Records from a dataset:
- - - - - - -
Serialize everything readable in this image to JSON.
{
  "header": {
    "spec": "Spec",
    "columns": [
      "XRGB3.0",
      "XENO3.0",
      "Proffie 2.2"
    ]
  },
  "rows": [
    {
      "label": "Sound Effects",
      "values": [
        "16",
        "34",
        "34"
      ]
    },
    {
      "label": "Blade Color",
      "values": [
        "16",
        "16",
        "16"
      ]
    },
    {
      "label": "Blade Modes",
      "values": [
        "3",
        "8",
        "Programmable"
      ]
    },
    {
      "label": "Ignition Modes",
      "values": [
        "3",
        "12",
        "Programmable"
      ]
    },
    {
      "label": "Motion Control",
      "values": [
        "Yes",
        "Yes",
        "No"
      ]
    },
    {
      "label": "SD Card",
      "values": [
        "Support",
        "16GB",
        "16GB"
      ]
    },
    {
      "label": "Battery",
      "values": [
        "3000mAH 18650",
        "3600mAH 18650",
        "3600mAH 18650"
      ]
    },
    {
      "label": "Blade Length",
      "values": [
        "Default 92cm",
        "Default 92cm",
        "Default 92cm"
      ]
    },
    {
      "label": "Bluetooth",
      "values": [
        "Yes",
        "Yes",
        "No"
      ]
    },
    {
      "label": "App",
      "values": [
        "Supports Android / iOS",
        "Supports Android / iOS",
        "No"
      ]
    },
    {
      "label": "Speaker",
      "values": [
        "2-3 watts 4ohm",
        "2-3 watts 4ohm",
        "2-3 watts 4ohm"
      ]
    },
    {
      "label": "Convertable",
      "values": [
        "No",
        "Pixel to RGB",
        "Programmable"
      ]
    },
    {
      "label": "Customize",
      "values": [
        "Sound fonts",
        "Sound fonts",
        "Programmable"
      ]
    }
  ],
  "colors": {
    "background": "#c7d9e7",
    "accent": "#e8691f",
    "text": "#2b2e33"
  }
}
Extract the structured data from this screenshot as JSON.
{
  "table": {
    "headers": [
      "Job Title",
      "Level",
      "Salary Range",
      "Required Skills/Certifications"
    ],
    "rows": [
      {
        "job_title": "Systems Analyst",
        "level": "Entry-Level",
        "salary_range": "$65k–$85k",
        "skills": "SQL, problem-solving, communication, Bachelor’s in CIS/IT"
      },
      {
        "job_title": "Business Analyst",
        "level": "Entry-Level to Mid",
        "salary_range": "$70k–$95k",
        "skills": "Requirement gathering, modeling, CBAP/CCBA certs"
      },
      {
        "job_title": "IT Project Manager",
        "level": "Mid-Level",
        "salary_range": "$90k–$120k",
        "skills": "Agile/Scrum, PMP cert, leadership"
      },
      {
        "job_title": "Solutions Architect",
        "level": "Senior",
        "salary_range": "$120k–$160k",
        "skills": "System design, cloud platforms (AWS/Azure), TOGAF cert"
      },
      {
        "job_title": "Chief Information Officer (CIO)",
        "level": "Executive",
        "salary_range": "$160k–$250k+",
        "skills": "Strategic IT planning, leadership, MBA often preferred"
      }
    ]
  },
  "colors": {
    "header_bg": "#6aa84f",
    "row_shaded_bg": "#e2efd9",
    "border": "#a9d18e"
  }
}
- - - - - - -
→ REQUIRED WORK:
Extract all of the data shown above and repeat it verbatim.

→ ANSWER FOR THIS EXERCISE:
Serialize everything readable in this image to JSON.
{
  "header": {
    "spec": "Spec",
    "columns": [
      "XRGB3.0",
      "XENO3.0",
      "Proffie 2.2"
    ]
  },
  "rows": [
    {
      "label": "Sound Effects",
      "values": [
        "16",
        "34",
        "34"
      ]
    },
    {
      "label": "Blade Color",
      "values": [
        "16",
        "16",
        "16"
      ]
    },
    {
      "label": "Blade Modes",
      "values": [
        "3",
        "8",
        "Programmable"
      ]
    },
    {
      "label": "Ignition Modes",
      "values": [
        "3",
        "12",
        "Programmable"
      ]
    },
    {
      "label": "Motion Control",
      "values": [
        "Yes",
        "Yes",
        "No"
      ]
    },
    {
      "label": "SD Card",
      "values": [
        "Support",
        "16GB",
        "16GB"
      ]
    },
    {
      "label": "Battery",
      "values": [
        "3000mAH 18650",
        "3600mAH 18650",
        "3600mAH 18650"
      ]
    },
    {
      "label": "Blade Length",
      "values": [
        "Default 92cm",
        "Default 92cm",
        "Default 92cm"
      ]
    },
    {
      "label": "Bluetooth",
      "values": [
        "Yes",
        "Yes",
        "No"
      ]
    },
    {
      "label": "App",
      "values": [
        "Supports Android / iOS",
        "Supports Android / iOS",
        "No"
      ]
    },
    {
      "label": "Speaker",
      "values": [
        "2-3 watts 4ohm",
        "2-3 watts 4ohm",
        "2-3 watts 4ohm"
      ]
    },
    {
      "label": "Convertable",
      "values": [
        "No",
        "Pixel to RGB",
        "Programmable"
      ]
    },
    {
      "label": "Customize",
      "values": [
        "Sound fonts",
        "Sound fonts",
        "Programmable"
      ]
    }
  ],
  "colors": {
    "background": "#c7d9e7",
    "accent": "#e8691f",
    "text": "#2b2e33"
  }
}
Extract the structured data from this screenshot as JSON.
{
  "table": {
    "headers": [
      "Job Title",
      "Level",
      "Salary Range",
      "Required Skills/Certifications"
    ],
    "rows": [
      {
        "job_title": "Systems Analyst",
        "level": "Entry-Level",
        "salary_range": "$65k–$85k",
        "skills": "SQL, problem-solving, communication, Bachelor’s in CIS/IT"
      },
      {
        "job_title": "Business Analyst",
        "level": "Entry-Level to Mid",
        "salary_range": "$70k–$95k",
        "skills": "Requirement gathering, modeling, CBAP/CCBA certs"
      },
      {
        "job_title": "IT Project Manager",
        "level": "Mid-Level",
        "salary_range": "$90k–$120k",
        "skills": "Agile/Scrum, PMP cert, leadership"
      },
      {
        "job_title": "Solutions Architect",
        "level": "Senior",
        "salary_range": "$120k–$160k",
        "skills": "System design, cloud platforms (AWS/Azure), TOGAF cert"
      },
      {
        "job_title": "Chief Information Officer (CIO)",
        "level": "Executive",
        "salary_range": "$160k–$250k+",
        "skills": "Strategic IT planning, leadership, MBA often preferred"
      }
    ]
  },
  "colors": {
    "header_bg": "#6aa84f",
    "row_shaded_bg": "#e2efd9",
    "border": "#a9d18e"
  }
}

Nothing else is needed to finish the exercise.